▸ **Written problem**: Omit any picture, and return the remaining data exactly as written.

>> Begin

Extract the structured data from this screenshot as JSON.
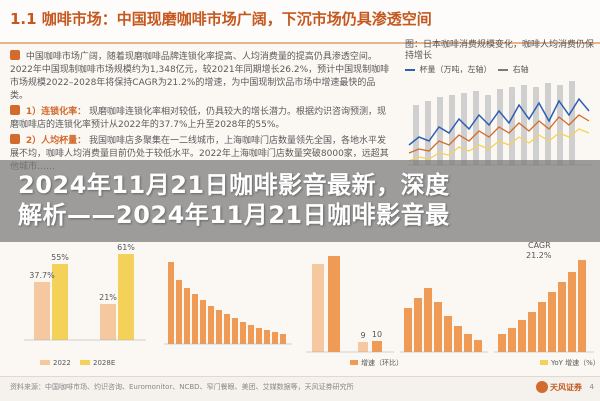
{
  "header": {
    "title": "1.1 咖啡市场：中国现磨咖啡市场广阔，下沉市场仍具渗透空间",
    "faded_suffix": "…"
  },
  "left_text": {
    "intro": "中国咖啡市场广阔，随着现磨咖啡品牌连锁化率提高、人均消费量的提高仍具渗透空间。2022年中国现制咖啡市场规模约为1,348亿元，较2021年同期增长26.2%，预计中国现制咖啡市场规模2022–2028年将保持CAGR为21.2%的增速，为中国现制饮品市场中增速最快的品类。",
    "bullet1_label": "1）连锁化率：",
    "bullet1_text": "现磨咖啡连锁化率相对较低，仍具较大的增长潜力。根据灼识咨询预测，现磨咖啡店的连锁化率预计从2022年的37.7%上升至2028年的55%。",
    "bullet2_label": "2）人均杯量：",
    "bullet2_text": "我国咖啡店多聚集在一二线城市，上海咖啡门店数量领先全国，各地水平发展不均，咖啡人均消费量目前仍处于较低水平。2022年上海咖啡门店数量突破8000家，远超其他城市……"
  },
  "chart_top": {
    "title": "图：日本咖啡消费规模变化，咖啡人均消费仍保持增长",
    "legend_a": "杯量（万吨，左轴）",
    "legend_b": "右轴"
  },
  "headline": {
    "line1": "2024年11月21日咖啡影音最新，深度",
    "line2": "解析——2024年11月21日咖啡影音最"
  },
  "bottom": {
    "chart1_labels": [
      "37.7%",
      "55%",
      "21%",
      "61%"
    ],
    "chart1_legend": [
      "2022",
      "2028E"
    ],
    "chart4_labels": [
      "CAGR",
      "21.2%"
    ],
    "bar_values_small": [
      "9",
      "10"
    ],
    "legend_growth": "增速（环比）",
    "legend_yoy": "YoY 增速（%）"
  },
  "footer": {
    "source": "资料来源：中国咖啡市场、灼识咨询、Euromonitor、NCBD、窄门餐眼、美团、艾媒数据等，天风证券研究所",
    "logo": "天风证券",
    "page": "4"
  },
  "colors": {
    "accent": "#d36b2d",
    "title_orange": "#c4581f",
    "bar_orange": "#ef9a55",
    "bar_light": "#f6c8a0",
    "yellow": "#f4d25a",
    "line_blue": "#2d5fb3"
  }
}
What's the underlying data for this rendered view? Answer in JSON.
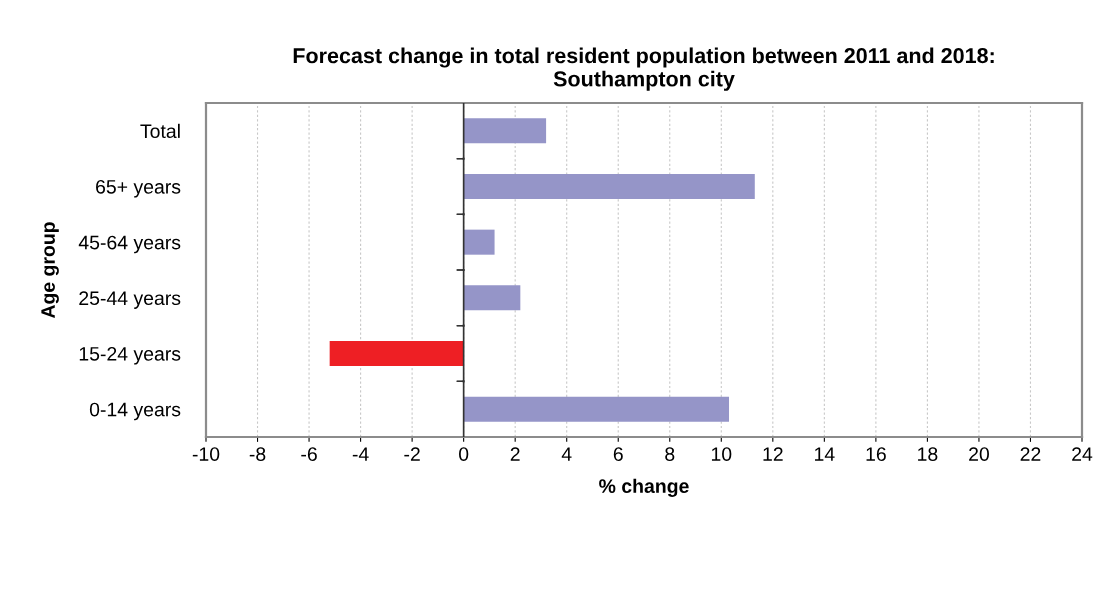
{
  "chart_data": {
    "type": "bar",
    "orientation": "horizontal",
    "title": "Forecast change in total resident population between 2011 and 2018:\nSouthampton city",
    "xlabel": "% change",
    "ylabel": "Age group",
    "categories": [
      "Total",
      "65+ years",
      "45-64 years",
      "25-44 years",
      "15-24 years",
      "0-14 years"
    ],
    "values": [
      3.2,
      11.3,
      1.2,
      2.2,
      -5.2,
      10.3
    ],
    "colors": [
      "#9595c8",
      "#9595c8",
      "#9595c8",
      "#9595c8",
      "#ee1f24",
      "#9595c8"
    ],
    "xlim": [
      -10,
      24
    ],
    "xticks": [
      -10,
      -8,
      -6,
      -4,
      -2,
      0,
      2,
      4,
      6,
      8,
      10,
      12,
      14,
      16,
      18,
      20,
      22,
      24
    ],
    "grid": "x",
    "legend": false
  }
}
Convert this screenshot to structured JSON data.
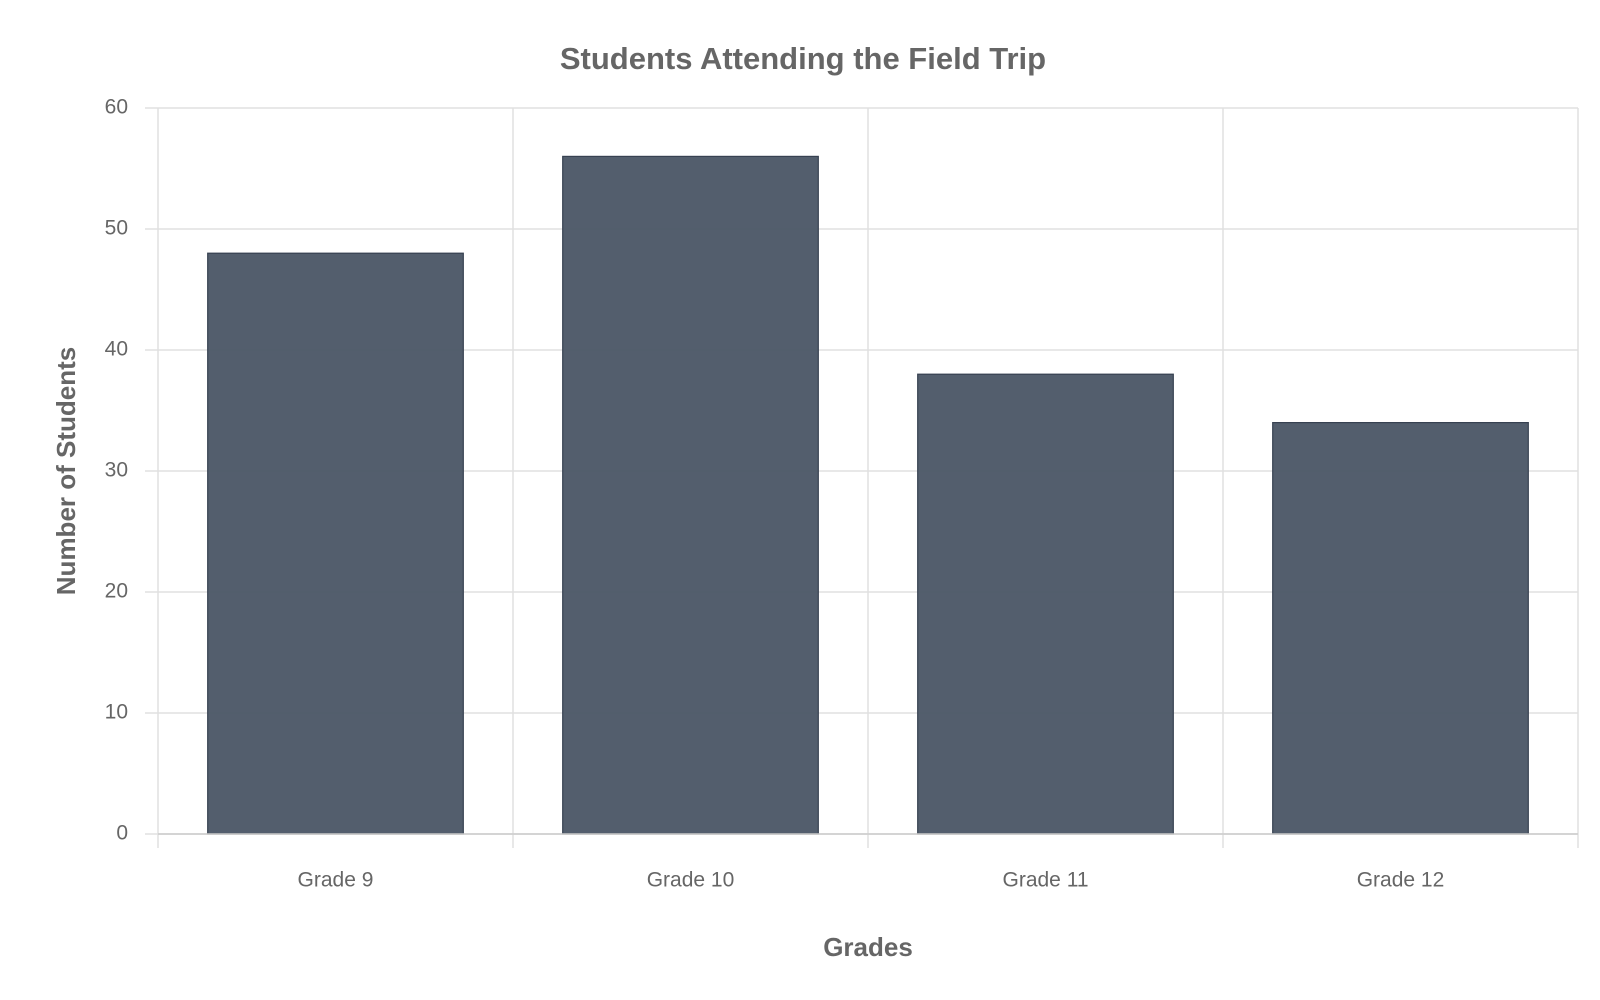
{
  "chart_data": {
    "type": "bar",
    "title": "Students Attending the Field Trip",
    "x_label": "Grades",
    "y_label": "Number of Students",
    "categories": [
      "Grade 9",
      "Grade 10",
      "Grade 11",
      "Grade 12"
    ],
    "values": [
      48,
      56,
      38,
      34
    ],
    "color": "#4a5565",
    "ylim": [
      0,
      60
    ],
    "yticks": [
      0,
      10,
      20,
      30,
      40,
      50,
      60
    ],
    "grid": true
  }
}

>> End

▸ **Solution to the exercise**:
Extract the structured data from this screenshot as JSON.
{
  "header": {
    "title": "1.1 咖啡市场：中国现磨咖啡市场广阔，下沉市场仍具渗透空间",
    "faded_suffix": "…"
  },
  "left_text": {
    "intro": "中国咖啡市场广阔，随着现磨咖啡品牌连锁化率提高、人均消费量的提高仍具渗透空间。2022年中国现制咖啡市场规模约为1,348亿元，较2021年同期增长26.2%，预计中国现制咖啡市场规模2022–2028年将保持CAGR为21.2%的增速，为中国现制饮品市场中增速最快的品类。",
    "bullet1_label": "1）连锁化率：",
    "bullet1_text": "现磨咖啡连锁化率相对较低，仍具较大的增长潜力。根据灼识咨询预测，现磨咖啡店的连锁化率预计从2022年的37.7%上升至2028年的55%。",
    "bullet2_label": "2）人均杯量：",
    "bullet2_text": "我国咖啡店多聚集在一二线城市，上海咖啡门店数量领先全国，各地水平发展不均，咖啡人均消费量目前仍处于较低水平。2022年上海咖啡门店数量突破8000家，远超其他城市……"
  },
  "chart_top": {
    "title": "图：日本咖啡消费规模变化，咖啡人均消费仍保持增长",
    "legend_a": "杯量（万吨，左轴）",
    "legend_b": "右轴"
  },
  "headline": {
    "line1": "2024年11月21日咖啡影音最新，深度",
    "line2": "解析——2024年11月21日咖啡影音最"
  },
  "bottom": {
    "chart1_labels": [
      "37.7%",
      "55%",
      "21%",
      "61%"
    ],
    "chart1_legend": [
      "2022",
      "2028E"
    ],
    "chart4_labels": [
      "CAGR",
      "21.2%"
    ],
    "bar_values_small": [
      "9",
      "10"
    ],
    "legend_growth": "增速（环比）",
    "legend_yoy": "YoY 增速（%）"
  },
  "footer": {
    "source": "资料来源：中国咖啡市场、灼识咨询、Euromonitor、NCBD、窄门餐眼、美团、艾媒数据等，天风证券研究所",
    "logo": "天风证券",
    "page": "4"
  },
  "colors": {
    "accent": "#d36b2d",
    "title_orange": "#c4581f",
    "bar_orange": "#ef9a55",
    "bar_light": "#f6c8a0",
    "yellow": "#f4d25a",
    "line_blue": "#2d5fb3"
  }
}
What's the underlying data for this rendered view? Answer in JSON.
{
  "chart_data": {
    "type": "bar",
    "orientation": "horizontal",
    "title": "Forecast change in total resident population between 2011 and 2018:\nSouthampton city",
    "xlabel": "% change",
    "ylabel": "Age group",
    "categories": [
      "Total",
      "65+ years",
      "45-64 years",
      "25-44 years",
      "15-24 years",
      "0-14 years"
    ],
    "values": [
      3.2,
      11.3,
      1.2,
      2.2,
      -5.2,
      10.3
    ],
    "colors": [
      "#9595c8",
      "#9595c8",
      "#9595c8",
      "#9595c8",
      "#ee1f24",
      "#9595c8"
    ],
    "xlim": [
      -10,
      24
    ],
    "xticks": [
      -10,
      -8,
      -6,
      -4,
      -2,
      0,
      2,
      4,
      6,
      8,
      10,
      12,
      14,
      16,
      18,
      20,
      22,
      24
    ],
    "grid": "x",
    "legend": false
  }
}
Convert this screenshot to structured JSON data.
{
  "chart_data": {
    "type": "bar",
    "title": "Students Attending the Field Trip",
    "x_label": "Grades",
    "y_label": "Number of Students",
    "categories": [
      "Grade 9",
      "Grade 10",
      "Grade 11",
      "Grade 12"
    ],
    "values": [
      48,
      56,
      38,
      34
    ],
    "color": "#4a5565",
    "ylim": [
      0,
      60
    ],
    "yticks": [
      0,
      10,
      20,
      30,
      40,
      50,
      60
    ],
    "grid": true
  }
}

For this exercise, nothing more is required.